# What the task asks:
Collect the lines of the entries where "JSON" shows up.

# Record set:

-=-=-=-=-

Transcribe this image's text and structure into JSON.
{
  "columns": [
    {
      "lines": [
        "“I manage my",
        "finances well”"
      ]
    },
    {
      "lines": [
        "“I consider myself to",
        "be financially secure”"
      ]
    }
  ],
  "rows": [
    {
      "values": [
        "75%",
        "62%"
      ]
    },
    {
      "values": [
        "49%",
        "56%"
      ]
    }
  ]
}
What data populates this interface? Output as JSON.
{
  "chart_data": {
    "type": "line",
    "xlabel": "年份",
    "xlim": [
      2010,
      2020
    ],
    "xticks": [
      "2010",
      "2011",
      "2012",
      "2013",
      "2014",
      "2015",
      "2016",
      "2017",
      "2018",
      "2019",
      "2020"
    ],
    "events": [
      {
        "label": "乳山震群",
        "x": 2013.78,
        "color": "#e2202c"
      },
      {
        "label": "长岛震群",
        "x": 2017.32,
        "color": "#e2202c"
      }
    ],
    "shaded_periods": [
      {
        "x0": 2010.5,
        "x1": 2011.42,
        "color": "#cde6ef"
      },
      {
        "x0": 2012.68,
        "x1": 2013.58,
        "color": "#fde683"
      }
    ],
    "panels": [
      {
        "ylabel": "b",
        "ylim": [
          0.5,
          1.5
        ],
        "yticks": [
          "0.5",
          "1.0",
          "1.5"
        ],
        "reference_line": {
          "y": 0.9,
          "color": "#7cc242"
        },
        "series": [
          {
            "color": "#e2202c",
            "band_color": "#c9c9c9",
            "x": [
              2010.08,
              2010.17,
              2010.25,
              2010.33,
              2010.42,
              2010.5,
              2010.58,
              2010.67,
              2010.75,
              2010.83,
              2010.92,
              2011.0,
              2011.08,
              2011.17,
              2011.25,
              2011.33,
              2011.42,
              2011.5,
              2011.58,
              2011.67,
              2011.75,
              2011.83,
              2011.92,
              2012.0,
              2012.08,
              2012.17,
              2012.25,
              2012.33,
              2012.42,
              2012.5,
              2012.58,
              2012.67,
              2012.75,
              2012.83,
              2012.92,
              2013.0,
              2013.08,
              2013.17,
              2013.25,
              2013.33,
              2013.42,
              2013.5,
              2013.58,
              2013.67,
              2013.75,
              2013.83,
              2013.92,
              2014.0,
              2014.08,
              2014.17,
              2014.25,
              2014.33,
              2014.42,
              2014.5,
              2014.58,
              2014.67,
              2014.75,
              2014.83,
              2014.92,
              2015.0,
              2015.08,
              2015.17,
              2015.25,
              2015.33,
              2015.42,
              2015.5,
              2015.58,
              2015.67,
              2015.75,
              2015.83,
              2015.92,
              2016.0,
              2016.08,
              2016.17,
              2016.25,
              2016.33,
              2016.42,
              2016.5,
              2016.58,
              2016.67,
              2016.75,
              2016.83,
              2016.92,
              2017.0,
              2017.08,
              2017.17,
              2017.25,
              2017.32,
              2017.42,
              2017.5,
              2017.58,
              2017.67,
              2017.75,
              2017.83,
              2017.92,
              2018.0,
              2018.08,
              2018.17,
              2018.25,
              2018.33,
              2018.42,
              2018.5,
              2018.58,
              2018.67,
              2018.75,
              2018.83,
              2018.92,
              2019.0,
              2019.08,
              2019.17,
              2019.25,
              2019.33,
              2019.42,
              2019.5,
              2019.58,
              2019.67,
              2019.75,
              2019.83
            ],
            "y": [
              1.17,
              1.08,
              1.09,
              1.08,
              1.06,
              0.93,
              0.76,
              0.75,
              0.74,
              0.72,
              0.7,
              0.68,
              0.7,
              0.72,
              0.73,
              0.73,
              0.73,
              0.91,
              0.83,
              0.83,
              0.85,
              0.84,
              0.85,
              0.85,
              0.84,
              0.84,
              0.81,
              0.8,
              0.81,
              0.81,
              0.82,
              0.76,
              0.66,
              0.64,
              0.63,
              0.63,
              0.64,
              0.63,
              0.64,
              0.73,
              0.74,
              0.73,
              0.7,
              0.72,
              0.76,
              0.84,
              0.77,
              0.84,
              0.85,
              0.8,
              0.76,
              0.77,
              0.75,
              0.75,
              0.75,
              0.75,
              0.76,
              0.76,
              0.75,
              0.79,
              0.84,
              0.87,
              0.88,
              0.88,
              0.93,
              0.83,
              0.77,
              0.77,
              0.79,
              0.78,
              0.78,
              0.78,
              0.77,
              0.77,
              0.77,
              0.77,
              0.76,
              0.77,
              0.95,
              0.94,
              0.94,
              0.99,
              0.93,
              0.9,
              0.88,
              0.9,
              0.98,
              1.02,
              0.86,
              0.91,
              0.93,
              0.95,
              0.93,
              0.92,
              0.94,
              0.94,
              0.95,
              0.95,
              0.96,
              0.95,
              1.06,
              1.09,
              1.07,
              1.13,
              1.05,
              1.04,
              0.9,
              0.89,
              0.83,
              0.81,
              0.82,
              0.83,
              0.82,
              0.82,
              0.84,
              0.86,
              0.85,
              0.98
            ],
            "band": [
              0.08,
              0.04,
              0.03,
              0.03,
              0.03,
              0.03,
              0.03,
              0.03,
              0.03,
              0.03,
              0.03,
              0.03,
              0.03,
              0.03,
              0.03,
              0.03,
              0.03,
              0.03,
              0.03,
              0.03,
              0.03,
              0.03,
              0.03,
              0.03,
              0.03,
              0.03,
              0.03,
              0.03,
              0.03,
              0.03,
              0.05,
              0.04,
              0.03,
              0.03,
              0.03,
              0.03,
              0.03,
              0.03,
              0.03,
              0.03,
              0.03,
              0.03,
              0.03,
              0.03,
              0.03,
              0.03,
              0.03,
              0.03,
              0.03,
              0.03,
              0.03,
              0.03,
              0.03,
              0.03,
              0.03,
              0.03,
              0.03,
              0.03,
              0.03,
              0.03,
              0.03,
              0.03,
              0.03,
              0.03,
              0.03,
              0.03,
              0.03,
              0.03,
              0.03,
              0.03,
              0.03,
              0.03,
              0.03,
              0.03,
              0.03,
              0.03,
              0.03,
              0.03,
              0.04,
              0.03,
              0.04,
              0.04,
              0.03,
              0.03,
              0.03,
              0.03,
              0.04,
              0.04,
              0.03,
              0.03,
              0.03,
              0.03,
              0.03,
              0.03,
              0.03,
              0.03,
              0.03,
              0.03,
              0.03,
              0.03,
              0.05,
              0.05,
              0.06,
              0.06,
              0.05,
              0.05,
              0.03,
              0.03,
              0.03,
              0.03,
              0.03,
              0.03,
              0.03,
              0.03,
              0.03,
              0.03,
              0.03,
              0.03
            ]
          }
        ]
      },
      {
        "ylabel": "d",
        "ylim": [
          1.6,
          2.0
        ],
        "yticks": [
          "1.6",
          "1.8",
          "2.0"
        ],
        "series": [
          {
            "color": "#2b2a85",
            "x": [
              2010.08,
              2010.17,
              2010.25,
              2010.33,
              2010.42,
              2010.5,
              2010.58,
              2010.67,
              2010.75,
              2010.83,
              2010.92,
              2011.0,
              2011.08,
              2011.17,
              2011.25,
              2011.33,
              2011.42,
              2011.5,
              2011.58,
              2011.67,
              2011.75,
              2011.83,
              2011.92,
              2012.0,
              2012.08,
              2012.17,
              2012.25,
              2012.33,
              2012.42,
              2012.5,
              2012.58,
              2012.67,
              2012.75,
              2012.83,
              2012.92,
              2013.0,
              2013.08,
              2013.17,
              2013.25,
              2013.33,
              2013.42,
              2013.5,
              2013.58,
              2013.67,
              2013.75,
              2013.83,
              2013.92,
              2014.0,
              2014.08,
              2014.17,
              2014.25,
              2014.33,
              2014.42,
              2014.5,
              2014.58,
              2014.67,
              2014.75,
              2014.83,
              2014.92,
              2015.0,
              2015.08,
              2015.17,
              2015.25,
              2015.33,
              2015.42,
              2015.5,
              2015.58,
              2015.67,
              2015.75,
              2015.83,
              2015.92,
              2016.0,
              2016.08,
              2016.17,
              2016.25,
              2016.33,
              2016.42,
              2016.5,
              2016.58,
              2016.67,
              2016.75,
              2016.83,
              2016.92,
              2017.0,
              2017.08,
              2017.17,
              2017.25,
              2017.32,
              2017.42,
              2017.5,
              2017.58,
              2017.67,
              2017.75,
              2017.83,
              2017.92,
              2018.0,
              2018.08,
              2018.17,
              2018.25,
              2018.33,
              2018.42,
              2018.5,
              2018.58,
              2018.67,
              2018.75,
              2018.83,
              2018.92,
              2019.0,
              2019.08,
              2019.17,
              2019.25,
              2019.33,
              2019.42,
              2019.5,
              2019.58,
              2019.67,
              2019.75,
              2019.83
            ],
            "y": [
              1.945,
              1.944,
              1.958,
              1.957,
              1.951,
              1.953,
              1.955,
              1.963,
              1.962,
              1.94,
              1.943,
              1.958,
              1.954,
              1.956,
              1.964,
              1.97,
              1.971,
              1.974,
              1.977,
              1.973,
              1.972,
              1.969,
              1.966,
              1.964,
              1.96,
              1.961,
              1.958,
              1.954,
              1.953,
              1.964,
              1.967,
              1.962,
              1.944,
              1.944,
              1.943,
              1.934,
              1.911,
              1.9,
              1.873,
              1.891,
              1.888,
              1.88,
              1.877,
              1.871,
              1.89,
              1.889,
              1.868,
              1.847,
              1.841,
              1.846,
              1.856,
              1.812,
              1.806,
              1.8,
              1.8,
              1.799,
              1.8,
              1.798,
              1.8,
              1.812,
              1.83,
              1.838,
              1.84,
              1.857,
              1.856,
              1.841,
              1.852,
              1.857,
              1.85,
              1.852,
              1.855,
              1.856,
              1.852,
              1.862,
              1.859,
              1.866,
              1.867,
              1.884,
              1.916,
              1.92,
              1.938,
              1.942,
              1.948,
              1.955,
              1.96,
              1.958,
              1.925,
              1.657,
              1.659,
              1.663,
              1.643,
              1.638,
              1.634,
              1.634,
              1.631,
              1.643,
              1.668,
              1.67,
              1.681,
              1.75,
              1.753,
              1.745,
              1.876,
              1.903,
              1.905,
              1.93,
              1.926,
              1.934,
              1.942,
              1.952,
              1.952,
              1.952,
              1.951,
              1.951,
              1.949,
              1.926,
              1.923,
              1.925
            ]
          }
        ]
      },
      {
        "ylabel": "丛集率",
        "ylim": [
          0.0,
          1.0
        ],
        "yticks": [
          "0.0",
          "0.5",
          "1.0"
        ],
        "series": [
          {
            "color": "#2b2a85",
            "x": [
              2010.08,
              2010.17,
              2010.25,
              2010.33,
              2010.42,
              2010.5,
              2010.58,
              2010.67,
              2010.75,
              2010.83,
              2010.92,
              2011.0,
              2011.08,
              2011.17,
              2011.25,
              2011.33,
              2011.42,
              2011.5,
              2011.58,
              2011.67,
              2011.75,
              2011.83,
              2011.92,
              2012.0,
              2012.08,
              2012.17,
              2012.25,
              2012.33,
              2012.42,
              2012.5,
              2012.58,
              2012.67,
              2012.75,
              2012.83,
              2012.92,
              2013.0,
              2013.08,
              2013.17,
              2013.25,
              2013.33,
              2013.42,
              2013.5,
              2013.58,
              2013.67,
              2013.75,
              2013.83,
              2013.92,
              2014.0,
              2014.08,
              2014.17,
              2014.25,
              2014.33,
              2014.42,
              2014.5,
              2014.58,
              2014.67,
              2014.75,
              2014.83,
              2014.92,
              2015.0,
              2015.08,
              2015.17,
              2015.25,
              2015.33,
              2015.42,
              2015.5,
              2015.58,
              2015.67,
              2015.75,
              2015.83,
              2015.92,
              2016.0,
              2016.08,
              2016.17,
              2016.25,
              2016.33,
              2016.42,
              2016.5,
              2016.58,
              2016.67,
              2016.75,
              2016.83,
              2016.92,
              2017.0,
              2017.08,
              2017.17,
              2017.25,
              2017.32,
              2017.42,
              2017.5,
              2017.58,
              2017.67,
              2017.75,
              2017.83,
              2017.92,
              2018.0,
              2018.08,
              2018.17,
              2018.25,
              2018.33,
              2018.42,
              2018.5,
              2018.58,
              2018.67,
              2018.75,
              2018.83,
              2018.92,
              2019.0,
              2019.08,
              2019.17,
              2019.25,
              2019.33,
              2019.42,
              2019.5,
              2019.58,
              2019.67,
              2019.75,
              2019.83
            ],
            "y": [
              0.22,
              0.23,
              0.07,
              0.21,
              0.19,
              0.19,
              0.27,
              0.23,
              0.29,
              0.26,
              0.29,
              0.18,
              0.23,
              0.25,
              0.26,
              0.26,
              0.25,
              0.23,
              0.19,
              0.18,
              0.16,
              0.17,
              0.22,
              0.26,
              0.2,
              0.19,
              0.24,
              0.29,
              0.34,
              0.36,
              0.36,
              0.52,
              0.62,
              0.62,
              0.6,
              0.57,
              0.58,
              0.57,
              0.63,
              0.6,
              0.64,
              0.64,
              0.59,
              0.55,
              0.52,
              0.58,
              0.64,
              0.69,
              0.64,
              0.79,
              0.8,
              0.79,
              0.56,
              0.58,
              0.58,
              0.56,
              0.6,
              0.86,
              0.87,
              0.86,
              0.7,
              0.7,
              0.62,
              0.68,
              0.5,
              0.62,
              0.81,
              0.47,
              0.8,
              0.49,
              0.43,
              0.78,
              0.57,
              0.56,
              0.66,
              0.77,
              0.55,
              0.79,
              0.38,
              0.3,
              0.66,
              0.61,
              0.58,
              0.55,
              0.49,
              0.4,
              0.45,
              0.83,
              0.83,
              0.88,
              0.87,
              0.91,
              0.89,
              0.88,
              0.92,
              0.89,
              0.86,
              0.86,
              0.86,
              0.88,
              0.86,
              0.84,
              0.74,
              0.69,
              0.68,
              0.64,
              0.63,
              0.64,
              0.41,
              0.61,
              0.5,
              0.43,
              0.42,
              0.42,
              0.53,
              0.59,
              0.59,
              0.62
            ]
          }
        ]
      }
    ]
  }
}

-=-=-=-=-

# Expected output:
Transcribe this image's text and structure into JSON.
What data populates this interface? Output as JSON.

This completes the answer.